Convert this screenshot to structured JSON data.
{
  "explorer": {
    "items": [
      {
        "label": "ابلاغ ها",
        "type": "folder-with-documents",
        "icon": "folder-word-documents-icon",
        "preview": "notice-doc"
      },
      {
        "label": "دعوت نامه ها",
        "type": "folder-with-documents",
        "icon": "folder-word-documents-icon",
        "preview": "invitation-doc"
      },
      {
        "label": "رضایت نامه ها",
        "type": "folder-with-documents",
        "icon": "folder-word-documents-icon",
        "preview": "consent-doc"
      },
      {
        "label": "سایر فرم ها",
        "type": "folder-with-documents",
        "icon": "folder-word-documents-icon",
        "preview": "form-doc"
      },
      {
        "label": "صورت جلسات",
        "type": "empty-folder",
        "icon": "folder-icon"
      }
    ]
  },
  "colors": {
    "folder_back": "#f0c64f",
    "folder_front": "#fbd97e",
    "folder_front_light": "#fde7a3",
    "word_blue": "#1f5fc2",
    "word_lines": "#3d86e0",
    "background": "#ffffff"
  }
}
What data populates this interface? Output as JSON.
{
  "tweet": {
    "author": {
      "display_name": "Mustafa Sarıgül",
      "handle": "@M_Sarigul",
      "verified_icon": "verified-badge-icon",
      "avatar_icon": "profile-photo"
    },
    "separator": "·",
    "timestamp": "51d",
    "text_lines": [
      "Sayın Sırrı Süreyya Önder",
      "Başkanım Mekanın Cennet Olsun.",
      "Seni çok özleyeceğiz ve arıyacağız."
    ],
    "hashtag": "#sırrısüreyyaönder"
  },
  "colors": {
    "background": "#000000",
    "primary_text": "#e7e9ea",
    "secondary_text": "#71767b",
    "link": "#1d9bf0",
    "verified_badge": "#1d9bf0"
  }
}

#### [EXERCISE]
Look through the material above and pick out each line holding the word "JSON".

#### [ANSWER TO THIS PROBLEM]
Convert this screenshot to structured JSON data.
What data populates this interface? Output as JSON.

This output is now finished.